## begin Exercise inputs

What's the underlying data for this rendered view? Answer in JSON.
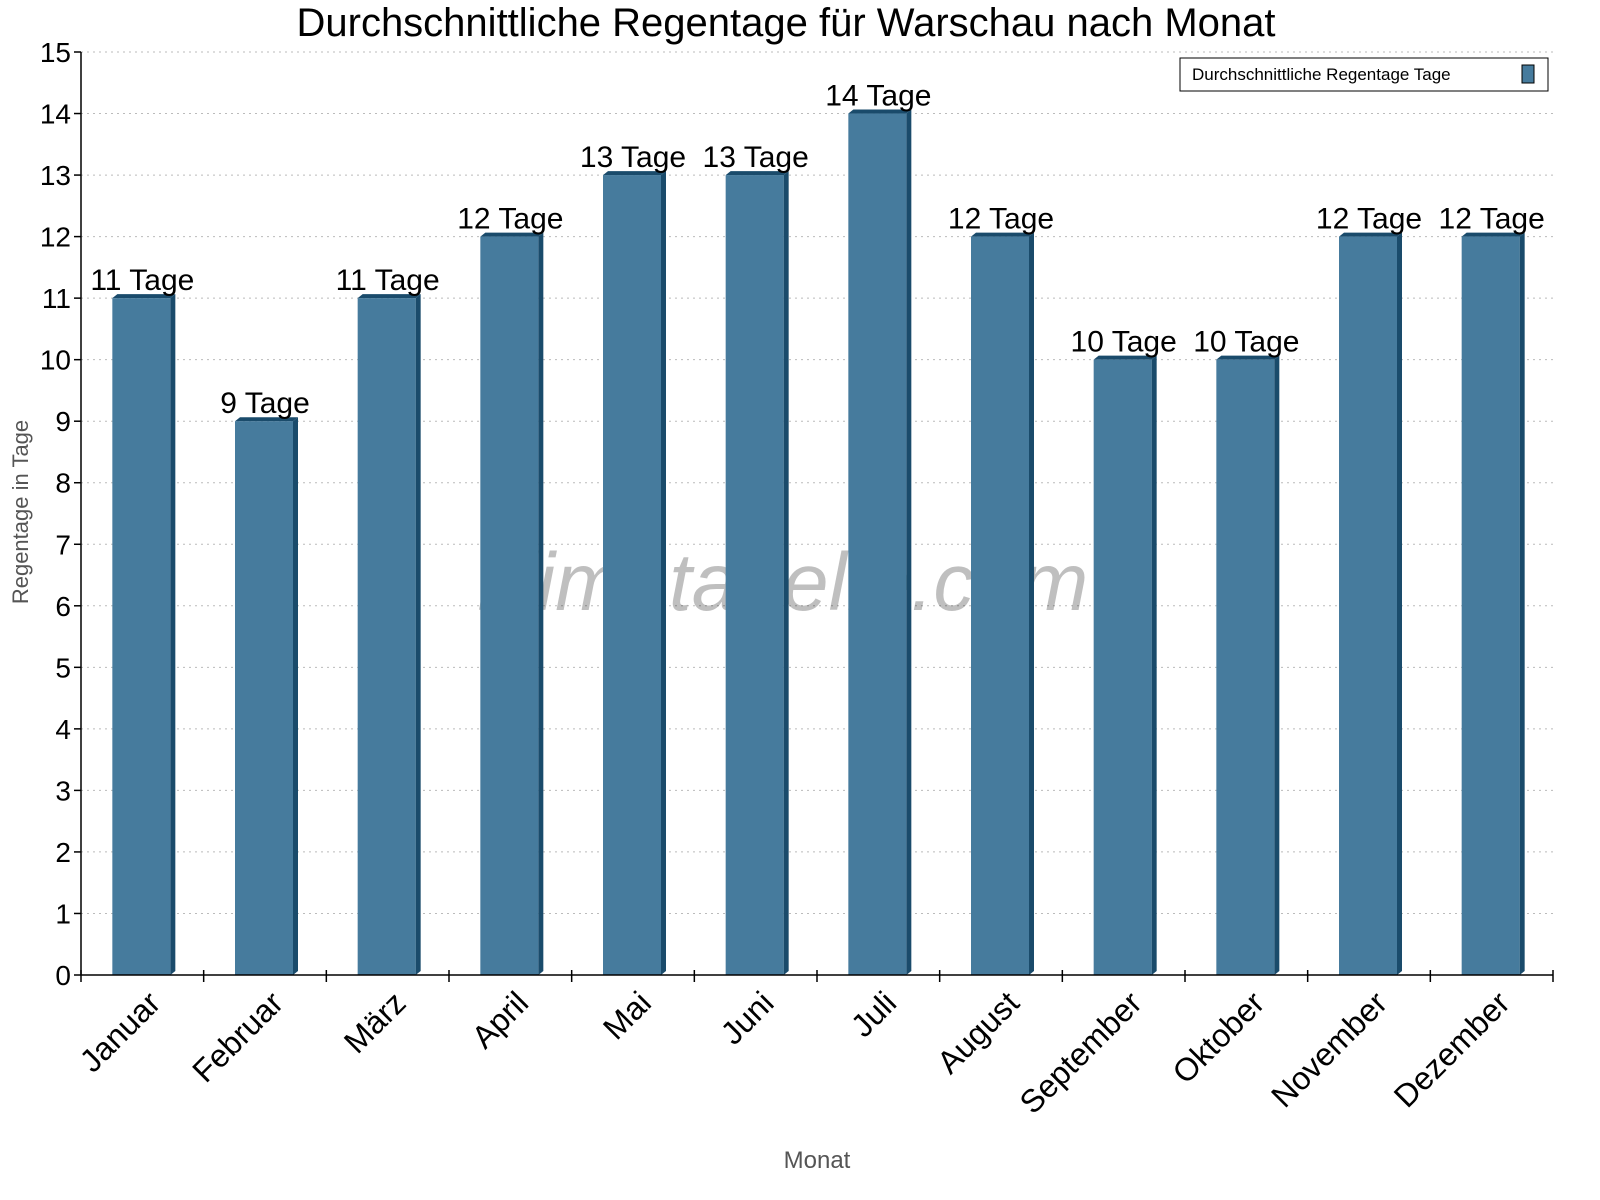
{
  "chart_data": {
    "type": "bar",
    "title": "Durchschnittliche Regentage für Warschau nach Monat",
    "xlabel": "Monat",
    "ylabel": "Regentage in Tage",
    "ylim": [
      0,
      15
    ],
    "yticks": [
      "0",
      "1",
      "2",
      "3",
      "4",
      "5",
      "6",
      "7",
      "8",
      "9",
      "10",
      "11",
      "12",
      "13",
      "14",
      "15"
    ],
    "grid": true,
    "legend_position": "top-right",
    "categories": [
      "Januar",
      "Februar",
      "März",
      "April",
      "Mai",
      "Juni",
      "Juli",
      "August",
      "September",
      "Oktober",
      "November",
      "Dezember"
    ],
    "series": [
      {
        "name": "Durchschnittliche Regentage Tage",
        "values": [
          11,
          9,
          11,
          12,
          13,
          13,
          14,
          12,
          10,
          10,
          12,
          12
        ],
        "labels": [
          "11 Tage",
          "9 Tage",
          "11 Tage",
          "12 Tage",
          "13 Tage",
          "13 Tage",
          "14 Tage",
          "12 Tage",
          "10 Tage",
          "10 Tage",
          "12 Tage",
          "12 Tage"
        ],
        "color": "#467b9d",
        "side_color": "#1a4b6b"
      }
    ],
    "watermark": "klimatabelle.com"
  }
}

## end Exercise inputs

- _What to produce_:
Pictures in the data above should not be copied; transcribe everything else exactly.

- _The response_:
What's the underlying data for this rendered view? Answer in JSON.
{
  "chart_data": {
    "type": "bar",
    "title": "Durchschnittliche Regentage für Warschau nach Monat",
    "xlabel": "Monat",
    "ylabel": "Regentage in Tage",
    "ylim": [
      0,
      15
    ],
    "yticks": [
      "0",
      "1",
      "2",
      "3",
      "4",
      "5",
      "6",
      "7",
      "8",
      "9",
      "10",
      "11",
      "12",
      "13",
      "14",
      "15"
    ],
    "grid": true,
    "legend_position": "top-right",
    "categories": [
      "Januar",
      "Februar",
      "März",
      "April",
      "Mai",
      "Juni",
      "Juli",
      "August",
      "September",
      "Oktober",
      "November",
      "Dezember"
    ],
    "series": [
      {
        "name": "Durchschnittliche Regentage Tage",
        "values": [
          11,
          9,
          11,
          12,
          13,
          13,
          14,
          12,
          10,
          10,
          12,
          12
        ],
        "labels": [
          "11 Tage",
          "9 Tage",
          "11 Tage",
          "12 Tage",
          "13 Tage",
          "13 Tage",
          "14 Tage",
          "12 Tage",
          "10 Tage",
          "10 Tage",
          "12 Tage",
          "12 Tage"
        ],
        "color": "#467b9d",
        "side_color": "#1a4b6b"
      }
    ],
    "watermark": "klimatabelle.com"
  }
}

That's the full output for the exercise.